Reply with nothing except the number of lines that contain the word "张某因商品质量问题向消费者协会投诉".
----- Dataset excerpts -----
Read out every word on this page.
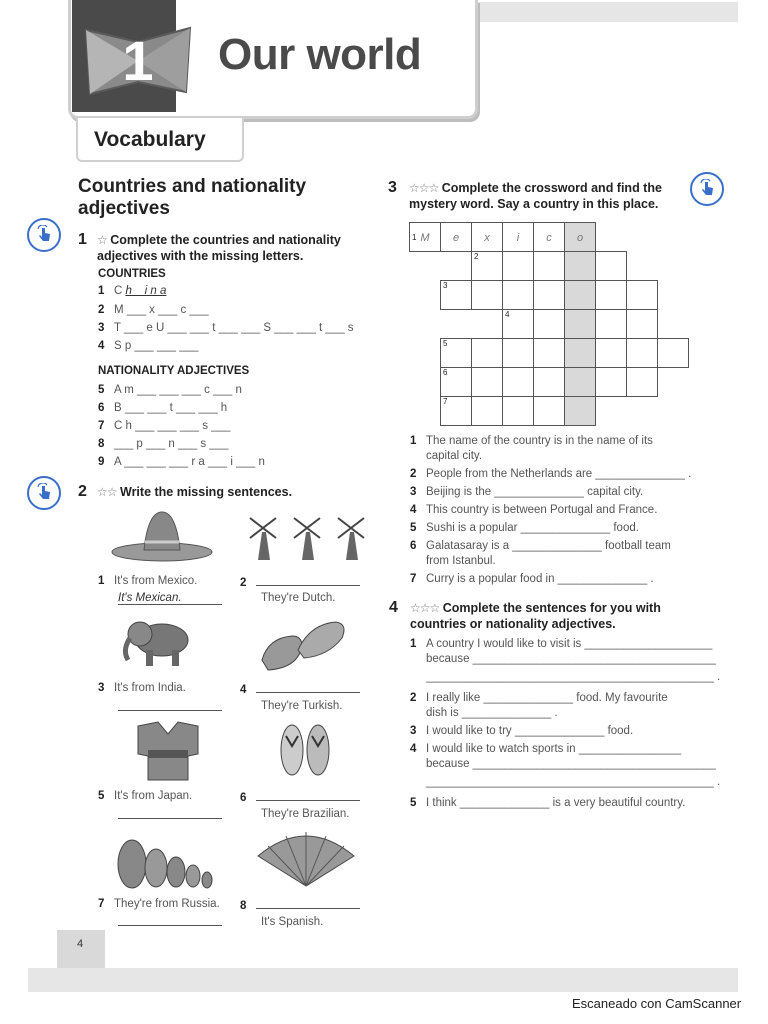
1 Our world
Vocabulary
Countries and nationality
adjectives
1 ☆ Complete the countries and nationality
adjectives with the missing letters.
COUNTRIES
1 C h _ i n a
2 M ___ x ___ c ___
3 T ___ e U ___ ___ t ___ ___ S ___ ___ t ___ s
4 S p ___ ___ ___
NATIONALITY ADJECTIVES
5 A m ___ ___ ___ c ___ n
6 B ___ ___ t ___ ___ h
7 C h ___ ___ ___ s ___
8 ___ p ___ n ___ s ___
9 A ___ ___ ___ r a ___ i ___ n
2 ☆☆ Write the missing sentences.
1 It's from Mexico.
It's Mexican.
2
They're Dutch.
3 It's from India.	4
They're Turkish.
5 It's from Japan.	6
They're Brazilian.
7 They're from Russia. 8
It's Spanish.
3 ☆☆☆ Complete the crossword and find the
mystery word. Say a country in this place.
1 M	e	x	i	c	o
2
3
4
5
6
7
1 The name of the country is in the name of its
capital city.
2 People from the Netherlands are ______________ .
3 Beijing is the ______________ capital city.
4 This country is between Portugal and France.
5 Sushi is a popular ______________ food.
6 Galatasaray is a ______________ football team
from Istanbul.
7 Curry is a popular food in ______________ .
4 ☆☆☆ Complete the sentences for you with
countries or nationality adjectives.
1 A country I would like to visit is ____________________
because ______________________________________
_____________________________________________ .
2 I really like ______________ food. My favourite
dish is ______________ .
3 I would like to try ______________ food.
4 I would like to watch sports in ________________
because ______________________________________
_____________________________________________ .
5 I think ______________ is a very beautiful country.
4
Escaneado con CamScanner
-----
----- Dataset excerpts -----
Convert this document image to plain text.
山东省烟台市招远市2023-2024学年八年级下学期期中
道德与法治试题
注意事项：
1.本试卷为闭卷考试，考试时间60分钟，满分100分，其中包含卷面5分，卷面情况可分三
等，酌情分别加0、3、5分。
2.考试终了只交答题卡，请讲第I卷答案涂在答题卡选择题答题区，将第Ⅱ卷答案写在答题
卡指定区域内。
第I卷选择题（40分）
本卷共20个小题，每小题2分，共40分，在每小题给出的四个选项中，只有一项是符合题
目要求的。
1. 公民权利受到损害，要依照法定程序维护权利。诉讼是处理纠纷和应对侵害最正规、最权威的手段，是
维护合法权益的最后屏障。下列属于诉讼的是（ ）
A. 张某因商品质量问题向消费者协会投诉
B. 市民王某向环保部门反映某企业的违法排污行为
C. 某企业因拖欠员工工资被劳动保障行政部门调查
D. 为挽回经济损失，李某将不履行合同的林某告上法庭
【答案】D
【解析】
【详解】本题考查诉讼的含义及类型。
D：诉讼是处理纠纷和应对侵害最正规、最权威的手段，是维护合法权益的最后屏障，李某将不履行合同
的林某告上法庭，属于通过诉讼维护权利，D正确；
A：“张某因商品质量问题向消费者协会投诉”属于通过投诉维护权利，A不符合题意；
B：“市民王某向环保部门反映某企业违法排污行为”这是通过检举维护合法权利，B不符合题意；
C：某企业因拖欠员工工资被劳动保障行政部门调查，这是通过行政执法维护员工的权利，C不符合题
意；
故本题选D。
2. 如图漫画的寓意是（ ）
-----
Expected answer:
2